— start Rows —

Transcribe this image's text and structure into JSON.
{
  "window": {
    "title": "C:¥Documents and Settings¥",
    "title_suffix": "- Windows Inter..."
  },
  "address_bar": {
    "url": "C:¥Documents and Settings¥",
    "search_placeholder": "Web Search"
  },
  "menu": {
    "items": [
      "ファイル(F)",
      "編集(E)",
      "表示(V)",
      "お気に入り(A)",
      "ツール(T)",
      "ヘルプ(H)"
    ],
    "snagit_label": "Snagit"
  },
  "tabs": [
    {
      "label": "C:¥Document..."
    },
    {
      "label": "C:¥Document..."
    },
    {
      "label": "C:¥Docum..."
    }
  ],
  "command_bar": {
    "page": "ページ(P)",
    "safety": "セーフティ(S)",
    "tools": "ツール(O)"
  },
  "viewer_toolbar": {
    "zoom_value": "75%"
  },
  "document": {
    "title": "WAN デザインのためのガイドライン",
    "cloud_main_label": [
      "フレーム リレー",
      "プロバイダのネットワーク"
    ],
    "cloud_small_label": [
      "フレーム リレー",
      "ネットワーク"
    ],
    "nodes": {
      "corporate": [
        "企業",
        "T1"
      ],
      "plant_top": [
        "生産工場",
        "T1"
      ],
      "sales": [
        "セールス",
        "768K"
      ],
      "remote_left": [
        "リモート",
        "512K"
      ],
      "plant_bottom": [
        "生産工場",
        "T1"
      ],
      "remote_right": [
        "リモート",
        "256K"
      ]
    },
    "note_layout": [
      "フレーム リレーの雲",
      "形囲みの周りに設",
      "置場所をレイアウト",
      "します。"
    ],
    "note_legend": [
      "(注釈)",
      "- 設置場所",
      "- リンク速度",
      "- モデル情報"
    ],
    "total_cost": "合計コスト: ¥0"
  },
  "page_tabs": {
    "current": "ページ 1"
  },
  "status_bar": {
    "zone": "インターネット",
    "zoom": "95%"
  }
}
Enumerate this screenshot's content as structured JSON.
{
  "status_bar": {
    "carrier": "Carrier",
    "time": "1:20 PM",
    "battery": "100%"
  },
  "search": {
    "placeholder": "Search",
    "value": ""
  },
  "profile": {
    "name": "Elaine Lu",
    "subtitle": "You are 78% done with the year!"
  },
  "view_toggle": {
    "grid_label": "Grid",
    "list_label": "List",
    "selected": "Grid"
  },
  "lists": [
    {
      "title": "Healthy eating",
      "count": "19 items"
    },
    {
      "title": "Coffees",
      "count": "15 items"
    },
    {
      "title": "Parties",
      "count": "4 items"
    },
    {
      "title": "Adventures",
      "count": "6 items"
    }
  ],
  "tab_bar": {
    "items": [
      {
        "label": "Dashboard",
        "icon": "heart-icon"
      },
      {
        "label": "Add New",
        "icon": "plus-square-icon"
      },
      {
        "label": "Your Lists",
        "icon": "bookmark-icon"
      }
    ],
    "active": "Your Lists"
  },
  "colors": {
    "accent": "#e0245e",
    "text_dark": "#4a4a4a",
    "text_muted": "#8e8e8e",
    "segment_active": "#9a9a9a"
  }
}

— end Rows —

■ Directions for this task: Send back each record exactly as it stands.

■ Exercise result:
Transcribe this image's text and structure into JSON.
{
  "window": {
    "title": "C:¥Documents and Settings¥",
    "title_suffix": "- Windows Inter..."
  },
  "address_bar": {
    "url": "C:¥Documents and Settings¥",
    "search_placeholder": "Web Search"
  },
  "menu": {
    "items": [
      "ファイル(F)",
      "編集(E)",
      "表示(V)",
      "お気に入り(A)",
      "ツール(T)",
      "ヘルプ(H)"
    ],
    "snagit_label": "Snagit"
  },
  "tabs": [
    {
      "label": "C:¥Document..."
    },
    {
      "label": "C:¥Document..."
    },
    {
      "label": "C:¥Docum..."
    }
  ],
  "command_bar": {
    "page": "ページ(P)",
    "safety": "セーフティ(S)",
    "tools": "ツール(O)"
  },
  "viewer_toolbar": {
    "zoom_value": "75%"
  },
  "document": {
    "title": "WAN デザインのためのガイドライン",
    "cloud_main_label": [
      "フレーム リレー",
      "プロバイダのネットワーク"
    ],
    "cloud_small_label": [
      "フレーム リレー",
      "ネットワーク"
    ],
    "nodes": {
      "corporate": [
        "企業",
        "T1"
      ],
      "plant_top": [
        "生産工場",
        "T1"
      ],
      "sales": [
        "セールス",
        "768K"
      ],
      "remote_left": [
        "リモート",
        "512K"
      ],
      "plant_bottom": [
        "生産工場",
        "T1"
      ],
      "remote_right": [
        "リモート",
        "256K"
      ]
    },
    "note_layout": [
      "フレーム リレーの雲",
      "形囲みの周りに設",
      "置場所をレイアウト",
      "します。"
    ],
    "note_legend": [
      "(注釈)",
      "- 設置場所",
      "- リンク速度",
      "- モデル情報"
    ],
    "total_cost": "合計コスト: ¥0"
  },
  "page_tabs": {
    "current": "ページ 1"
  },
  "status_bar": {
    "zone": "インターネット",
    "zoom": "95%"
  }
}
Enumerate this screenshot's content as structured JSON.
{
  "status_bar": {
    "carrier": "Carrier",
    "time": "1:20 PM",
    "battery": "100%"
  },
  "search": {
    "placeholder": "Search",
    "value": ""
  },
  "profile": {
    "name": "Elaine Lu",
    "subtitle": "You are 78% done with the year!"
  },
  "view_toggle": {
    "grid_label": "Grid",
    "list_label": "List",
    "selected": "Grid"
  },
  "lists": [
    {
      "title": "Healthy eating",
      "count": "19 items"
    },
    {
      "title": "Coffees",
      "count": "15 items"
    },
    {
      "title": "Parties",
      "count": "4 items"
    },
    {
      "title": "Adventures",
      "count": "6 items"
    }
  ],
  "tab_bar": {
    "items": [
      {
        "label": "Dashboard",
        "icon": "heart-icon"
      },
      {
        "label": "Add New",
        "icon": "plus-square-icon"
      },
      {
        "label": "Your Lists",
        "icon": "bookmark-icon"
      }
    ],
    "active": "Your Lists"
  },
  "colors": {
    "accent": "#e0245e",
    "text_dark": "#4a4a4a",
    "text_muted": "#8e8e8e",
    "segment_active": "#9a9a9a"
  }
}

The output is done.